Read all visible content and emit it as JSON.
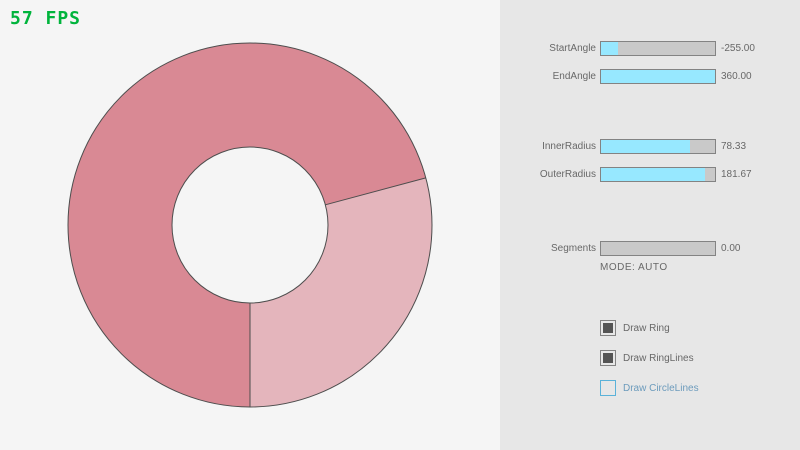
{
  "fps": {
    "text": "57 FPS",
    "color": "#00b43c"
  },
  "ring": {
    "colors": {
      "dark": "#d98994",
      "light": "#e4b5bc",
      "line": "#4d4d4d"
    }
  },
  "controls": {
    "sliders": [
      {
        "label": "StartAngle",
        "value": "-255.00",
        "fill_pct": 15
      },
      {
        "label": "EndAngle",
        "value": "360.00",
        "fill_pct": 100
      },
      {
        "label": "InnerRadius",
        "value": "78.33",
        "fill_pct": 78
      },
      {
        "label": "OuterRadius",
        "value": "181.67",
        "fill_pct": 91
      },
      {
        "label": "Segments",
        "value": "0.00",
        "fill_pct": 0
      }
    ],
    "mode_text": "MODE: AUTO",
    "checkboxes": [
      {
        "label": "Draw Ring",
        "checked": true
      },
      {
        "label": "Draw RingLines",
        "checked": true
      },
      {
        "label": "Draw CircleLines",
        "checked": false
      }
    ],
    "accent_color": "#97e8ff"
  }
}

+-------+

Pictures don't belong in the copy. Transcribe every record exactly as it appears.

→ **Solution**:
Read all visible content and emit it as JSON.
{
  "fps": {
    "text": "57 FPS",
    "color": "#00b43c"
  },
  "ring": {
    "colors": {
      "dark": "#d98994",
      "light": "#e4b5bc",
      "line": "#4d4d4d"
    }
  },
  "controls": {
    "sliders": [
      {
        "label": "StartAngle",
        "value": "-255.00",
        "fill_pct": 15
      },
      {
        "label": "EndAngle",
        "value": "360.00",
        "fill_pct": 100
      },
      {
        "label": "InnerRadius",
        "value": "78.33",
        "fill_pct": 78
      },
      {
        "label": "OuterRadius",
        "value": "181.67",
        "fill_pct": 91
      },
      {
        "label": "Segments",
        "value": "0.00",
        "fill_pct": 0
      }
    ],
    "mode_text": "MODE: AUTO",
    "checkboxes": [
      {
        "label": "Draw Ring",
        "checked": true
      },
      {
        "label": "Draw RingLines",
        "checked": true
      },
      {
        "label": "Draw CircleLines",
        "checked": false
      }
    ],
    "accent_color": "#97e8ff"
  }
}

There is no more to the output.